» Set problem
Show all lines holding "title".
◇ ◇ ◇ ◇ ◇ ◇ ◇
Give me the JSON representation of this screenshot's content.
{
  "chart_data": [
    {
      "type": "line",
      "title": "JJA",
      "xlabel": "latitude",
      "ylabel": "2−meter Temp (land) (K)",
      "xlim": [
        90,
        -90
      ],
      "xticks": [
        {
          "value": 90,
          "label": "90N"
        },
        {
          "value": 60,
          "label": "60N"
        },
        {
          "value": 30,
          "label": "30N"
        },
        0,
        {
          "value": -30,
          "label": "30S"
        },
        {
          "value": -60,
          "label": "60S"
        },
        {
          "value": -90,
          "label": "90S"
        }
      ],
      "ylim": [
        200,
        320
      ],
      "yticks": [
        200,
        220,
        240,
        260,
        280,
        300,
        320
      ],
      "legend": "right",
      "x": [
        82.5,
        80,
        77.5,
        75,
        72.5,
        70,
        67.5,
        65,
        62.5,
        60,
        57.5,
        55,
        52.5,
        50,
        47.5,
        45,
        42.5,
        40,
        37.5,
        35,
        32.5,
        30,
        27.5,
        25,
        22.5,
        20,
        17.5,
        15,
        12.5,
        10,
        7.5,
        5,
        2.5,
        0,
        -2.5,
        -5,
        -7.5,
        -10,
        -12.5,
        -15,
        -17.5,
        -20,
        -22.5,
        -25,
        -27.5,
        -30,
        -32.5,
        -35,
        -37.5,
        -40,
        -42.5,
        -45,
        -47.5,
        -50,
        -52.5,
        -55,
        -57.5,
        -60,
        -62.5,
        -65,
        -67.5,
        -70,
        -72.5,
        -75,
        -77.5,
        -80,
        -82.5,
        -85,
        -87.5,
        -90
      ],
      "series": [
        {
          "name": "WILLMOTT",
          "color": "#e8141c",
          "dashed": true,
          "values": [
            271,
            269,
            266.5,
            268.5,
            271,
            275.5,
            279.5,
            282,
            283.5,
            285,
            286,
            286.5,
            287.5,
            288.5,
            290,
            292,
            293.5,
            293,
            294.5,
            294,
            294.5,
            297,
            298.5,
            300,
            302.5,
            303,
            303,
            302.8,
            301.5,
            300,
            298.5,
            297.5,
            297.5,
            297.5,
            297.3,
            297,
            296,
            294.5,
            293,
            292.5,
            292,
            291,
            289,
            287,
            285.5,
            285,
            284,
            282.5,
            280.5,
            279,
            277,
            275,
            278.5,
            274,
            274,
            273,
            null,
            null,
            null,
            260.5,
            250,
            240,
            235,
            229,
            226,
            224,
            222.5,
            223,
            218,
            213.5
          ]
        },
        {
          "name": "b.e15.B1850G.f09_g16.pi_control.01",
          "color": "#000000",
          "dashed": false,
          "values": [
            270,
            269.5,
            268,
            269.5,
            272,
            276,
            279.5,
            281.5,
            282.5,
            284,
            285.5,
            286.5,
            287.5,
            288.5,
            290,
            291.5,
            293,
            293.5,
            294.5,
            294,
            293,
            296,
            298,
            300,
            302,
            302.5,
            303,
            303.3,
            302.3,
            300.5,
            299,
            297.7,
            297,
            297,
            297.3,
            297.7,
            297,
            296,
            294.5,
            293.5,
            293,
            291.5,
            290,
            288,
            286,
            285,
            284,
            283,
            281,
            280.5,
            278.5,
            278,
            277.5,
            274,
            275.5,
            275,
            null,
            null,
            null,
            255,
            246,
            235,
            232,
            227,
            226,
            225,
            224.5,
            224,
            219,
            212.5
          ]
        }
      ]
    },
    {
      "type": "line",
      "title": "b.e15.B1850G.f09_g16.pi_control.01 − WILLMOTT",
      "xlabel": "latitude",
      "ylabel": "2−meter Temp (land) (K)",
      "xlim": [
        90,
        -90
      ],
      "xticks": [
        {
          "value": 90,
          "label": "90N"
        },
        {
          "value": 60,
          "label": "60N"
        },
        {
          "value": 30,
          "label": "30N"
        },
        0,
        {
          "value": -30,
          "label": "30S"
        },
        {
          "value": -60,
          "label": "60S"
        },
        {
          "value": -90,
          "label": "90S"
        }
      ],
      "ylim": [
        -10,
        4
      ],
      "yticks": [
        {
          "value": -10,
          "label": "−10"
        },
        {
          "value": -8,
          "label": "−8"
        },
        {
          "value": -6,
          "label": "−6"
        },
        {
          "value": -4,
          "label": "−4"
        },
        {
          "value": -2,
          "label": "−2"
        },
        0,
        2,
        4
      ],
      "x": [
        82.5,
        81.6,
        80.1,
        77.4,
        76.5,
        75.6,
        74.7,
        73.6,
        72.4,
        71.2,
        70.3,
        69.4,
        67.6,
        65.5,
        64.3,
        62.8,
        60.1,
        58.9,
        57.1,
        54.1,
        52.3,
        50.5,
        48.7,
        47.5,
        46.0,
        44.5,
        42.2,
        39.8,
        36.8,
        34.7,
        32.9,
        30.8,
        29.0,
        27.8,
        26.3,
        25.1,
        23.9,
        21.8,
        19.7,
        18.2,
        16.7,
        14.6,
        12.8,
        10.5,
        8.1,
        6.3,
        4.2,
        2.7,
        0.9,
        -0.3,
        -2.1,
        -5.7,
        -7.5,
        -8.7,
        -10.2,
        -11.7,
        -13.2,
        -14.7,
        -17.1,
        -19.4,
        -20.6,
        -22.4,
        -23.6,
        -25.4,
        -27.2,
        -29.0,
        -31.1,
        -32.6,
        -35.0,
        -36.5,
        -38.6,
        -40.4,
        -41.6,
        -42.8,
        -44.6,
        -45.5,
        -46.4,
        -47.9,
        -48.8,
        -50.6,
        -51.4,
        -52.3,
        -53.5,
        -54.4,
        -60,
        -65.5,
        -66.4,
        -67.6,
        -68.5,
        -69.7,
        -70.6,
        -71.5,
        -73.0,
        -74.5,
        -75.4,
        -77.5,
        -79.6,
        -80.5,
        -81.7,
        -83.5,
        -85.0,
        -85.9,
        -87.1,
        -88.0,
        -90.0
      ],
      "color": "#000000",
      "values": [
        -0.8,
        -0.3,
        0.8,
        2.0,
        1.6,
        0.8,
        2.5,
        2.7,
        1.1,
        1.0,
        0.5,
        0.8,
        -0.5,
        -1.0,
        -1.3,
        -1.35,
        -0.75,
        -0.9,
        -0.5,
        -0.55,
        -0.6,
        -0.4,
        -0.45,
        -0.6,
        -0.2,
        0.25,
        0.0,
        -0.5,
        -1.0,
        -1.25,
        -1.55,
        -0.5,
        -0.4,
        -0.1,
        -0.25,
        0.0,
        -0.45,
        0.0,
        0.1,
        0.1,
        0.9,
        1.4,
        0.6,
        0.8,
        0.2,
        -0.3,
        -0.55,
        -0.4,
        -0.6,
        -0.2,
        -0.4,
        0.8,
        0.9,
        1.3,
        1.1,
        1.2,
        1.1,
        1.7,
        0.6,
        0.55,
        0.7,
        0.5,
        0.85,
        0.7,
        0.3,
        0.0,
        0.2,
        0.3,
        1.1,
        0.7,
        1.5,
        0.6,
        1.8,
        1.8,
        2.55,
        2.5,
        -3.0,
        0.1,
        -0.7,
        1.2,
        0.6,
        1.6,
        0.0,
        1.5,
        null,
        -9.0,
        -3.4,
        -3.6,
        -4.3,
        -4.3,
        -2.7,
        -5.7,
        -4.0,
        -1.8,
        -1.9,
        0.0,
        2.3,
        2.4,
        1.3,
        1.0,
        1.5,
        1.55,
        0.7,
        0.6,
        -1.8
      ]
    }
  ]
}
◇ ◇ ◇ ◇ ◇ ◇ ◇
» Worked solution
      "title": "JJA",
      "title": "b.e15.B1850G.f09_g16.pi_control.01 − WILLMOTT",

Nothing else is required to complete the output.